Stored entries:
-- START --
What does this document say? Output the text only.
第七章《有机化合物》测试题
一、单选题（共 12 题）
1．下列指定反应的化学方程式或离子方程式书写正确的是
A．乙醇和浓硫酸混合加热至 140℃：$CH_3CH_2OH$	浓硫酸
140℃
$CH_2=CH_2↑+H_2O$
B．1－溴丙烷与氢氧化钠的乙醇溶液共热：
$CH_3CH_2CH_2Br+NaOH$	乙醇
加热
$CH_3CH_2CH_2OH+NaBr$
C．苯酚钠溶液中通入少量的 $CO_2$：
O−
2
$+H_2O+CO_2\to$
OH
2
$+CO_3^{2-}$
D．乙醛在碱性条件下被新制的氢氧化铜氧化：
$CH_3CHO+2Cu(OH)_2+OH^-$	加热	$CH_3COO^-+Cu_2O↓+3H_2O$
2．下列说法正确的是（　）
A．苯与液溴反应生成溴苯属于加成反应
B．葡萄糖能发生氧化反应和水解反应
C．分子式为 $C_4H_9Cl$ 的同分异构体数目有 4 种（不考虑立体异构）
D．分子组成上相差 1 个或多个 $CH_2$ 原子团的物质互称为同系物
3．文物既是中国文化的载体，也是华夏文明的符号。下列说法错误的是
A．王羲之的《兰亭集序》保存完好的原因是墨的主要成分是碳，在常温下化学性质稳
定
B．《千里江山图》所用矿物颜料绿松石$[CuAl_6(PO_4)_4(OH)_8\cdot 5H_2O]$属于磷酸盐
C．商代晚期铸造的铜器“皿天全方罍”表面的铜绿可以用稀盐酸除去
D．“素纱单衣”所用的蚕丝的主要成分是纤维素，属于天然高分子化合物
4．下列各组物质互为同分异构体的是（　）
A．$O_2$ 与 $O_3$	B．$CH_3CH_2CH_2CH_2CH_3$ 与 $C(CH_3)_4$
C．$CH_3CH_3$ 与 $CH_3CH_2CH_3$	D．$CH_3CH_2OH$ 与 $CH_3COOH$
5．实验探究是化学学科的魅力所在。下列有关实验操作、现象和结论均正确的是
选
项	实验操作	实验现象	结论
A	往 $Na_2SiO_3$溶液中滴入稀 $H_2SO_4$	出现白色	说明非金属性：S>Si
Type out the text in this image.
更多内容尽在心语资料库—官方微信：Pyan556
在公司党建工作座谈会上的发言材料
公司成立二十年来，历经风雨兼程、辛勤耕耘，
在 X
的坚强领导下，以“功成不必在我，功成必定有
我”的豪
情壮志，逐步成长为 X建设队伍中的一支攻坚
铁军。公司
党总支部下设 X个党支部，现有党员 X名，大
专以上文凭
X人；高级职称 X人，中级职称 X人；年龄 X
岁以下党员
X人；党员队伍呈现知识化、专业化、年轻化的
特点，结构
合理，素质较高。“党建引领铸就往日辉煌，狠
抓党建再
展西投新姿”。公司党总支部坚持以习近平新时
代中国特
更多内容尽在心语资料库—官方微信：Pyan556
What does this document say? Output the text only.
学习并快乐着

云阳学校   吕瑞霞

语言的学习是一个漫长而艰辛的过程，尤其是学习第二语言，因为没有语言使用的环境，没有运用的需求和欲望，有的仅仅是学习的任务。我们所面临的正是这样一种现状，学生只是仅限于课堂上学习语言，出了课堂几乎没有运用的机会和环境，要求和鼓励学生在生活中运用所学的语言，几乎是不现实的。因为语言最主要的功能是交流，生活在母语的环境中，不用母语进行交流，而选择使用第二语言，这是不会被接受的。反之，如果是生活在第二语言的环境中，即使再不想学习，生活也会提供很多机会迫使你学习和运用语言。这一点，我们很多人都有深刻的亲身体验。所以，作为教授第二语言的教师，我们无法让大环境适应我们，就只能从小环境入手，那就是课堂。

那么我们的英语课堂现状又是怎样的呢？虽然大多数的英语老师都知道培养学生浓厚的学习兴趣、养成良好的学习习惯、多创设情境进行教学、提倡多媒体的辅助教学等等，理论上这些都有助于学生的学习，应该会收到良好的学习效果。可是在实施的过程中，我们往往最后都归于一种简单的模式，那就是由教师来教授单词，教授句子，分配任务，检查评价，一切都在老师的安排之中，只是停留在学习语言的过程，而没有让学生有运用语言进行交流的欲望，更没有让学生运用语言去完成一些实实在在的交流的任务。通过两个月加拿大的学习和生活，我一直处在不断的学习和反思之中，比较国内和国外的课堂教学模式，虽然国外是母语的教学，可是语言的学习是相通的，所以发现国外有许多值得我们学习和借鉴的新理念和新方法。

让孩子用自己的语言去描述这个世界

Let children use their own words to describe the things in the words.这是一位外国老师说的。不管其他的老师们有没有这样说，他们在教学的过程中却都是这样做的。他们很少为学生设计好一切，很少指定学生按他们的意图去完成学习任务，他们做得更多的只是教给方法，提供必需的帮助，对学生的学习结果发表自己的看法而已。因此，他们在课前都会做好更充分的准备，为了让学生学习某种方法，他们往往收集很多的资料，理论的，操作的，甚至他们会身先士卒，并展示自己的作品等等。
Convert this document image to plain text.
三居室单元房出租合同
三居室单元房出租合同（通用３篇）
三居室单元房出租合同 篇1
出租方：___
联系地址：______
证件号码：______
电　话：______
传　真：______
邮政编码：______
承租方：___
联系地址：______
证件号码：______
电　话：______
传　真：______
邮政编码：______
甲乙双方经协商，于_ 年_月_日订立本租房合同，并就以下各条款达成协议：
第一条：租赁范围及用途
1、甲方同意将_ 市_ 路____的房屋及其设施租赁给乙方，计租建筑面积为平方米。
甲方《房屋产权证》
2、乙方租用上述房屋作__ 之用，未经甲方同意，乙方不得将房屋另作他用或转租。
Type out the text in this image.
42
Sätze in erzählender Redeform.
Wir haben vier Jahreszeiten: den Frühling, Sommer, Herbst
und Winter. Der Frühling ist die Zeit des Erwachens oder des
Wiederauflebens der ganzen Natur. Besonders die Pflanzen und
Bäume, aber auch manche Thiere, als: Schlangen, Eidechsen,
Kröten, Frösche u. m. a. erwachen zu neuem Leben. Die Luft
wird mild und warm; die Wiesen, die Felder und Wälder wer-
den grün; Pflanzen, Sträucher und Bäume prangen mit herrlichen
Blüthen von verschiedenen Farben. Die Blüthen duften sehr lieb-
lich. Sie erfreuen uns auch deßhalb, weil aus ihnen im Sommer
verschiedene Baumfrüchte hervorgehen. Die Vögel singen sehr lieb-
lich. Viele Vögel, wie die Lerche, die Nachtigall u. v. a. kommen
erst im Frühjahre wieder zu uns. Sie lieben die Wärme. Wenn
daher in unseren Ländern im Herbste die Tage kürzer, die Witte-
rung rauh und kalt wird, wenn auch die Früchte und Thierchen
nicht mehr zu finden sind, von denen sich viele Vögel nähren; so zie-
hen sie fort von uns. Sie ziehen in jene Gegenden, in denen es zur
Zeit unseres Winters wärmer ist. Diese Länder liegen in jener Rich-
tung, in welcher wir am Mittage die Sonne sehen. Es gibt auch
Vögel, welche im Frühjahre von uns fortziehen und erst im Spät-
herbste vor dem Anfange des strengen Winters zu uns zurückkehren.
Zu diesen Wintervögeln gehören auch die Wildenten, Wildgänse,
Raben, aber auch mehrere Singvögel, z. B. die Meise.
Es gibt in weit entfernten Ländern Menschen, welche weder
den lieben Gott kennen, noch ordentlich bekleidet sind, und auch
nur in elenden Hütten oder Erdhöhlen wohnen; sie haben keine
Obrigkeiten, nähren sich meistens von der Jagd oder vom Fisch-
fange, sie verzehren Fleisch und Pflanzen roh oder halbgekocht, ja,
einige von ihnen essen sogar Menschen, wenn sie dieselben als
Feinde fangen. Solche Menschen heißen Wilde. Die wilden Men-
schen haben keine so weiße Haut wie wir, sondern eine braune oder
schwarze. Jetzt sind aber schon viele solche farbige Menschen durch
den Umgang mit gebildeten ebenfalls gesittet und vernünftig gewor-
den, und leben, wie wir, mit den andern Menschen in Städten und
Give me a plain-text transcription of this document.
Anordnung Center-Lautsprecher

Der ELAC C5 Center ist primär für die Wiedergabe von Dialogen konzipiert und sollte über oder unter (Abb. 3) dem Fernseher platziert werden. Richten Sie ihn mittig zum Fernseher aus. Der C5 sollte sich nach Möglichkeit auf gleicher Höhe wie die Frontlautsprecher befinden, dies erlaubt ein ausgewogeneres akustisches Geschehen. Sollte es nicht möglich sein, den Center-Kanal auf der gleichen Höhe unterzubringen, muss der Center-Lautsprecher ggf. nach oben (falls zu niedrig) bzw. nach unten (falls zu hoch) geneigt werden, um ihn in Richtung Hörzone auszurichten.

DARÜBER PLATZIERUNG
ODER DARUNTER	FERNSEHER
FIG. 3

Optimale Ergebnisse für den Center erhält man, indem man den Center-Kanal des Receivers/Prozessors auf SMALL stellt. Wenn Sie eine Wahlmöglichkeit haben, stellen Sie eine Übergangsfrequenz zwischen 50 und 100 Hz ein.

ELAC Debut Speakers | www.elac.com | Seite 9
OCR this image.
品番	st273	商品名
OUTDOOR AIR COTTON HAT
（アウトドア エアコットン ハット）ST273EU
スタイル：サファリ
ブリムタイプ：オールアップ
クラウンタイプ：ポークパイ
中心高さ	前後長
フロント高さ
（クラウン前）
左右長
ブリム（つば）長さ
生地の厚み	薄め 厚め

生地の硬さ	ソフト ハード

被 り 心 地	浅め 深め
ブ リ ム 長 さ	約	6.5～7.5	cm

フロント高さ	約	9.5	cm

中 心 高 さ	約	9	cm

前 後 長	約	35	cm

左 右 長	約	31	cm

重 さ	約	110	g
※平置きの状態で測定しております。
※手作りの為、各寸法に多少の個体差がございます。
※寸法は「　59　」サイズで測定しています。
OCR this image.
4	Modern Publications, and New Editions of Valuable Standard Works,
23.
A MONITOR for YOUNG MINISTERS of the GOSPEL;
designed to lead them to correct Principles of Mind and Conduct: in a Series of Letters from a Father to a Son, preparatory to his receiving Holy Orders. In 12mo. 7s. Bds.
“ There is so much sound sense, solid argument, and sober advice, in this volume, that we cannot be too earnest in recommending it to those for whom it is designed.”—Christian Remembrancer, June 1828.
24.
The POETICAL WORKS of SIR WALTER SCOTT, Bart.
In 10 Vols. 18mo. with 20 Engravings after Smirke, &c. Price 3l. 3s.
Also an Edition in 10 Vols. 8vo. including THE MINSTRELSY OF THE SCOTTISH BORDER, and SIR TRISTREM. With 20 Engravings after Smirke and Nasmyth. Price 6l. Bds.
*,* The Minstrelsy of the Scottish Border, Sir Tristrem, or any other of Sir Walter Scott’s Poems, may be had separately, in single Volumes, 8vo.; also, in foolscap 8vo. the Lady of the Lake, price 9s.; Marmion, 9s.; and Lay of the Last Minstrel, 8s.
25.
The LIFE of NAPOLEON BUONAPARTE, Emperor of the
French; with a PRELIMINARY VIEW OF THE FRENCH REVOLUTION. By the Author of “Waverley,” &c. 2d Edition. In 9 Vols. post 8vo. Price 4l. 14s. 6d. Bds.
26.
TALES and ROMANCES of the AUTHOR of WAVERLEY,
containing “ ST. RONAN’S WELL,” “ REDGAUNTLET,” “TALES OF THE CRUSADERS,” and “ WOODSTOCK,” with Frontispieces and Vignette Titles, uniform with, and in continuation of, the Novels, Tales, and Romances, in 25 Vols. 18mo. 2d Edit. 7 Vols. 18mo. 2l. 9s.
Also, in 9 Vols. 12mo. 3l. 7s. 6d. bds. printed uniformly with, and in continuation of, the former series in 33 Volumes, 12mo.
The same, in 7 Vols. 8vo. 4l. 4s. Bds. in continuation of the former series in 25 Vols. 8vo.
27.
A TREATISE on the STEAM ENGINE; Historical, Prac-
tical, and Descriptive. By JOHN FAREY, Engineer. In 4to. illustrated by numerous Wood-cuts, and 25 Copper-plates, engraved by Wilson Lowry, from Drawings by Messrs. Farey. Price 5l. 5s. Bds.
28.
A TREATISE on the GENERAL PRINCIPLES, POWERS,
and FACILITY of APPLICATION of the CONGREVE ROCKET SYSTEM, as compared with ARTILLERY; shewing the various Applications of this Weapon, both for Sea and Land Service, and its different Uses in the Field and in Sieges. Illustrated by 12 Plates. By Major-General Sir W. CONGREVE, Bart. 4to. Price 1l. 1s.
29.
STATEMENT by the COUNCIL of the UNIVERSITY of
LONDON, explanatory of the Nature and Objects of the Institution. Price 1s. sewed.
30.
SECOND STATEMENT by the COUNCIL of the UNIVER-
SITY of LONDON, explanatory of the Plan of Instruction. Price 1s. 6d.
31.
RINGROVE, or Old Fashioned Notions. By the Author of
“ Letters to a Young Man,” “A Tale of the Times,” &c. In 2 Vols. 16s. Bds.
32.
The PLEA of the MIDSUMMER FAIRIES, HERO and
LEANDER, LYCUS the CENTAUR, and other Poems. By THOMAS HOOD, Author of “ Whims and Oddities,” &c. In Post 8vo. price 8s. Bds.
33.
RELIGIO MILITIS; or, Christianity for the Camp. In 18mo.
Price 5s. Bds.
-- END --
> _TASK TO COMPLETE_: Report each line in the preceding entries that holds the string "sich".

> _SOLVED PROBLEM_:
nicht mehr zu finden sind, von denen sich viele Vögel nähren; so zie-
Obrigkeiten, nähren sich meistens von der Jagd oder vom Fisch-
Der ELAC C5 Center ist primär für die Wiedergabe von Dialogen konzipiert und sollte über oder unter (Abb. 3) dem Fernseher platziert werden. Richten Sie ihn mittig zum Fernseher aus. Der C5 sollte sich nach Möglichkeit auf gleicher Höhe wie die Frontlautsprecher befinden, dies erlaubt ein ausgewogeneres akustisches Geschehen. Sollte es nicht möglich sein, den Center-Kanal auf der gleichen Höhe unterzubringen, muss der Center-Lautsprecher ggf. nach oben (falls zu niedrig) bzw. nach unten (falls zu hoch) geneigt werden, um ihn in Richtung Hörzone auszurichten.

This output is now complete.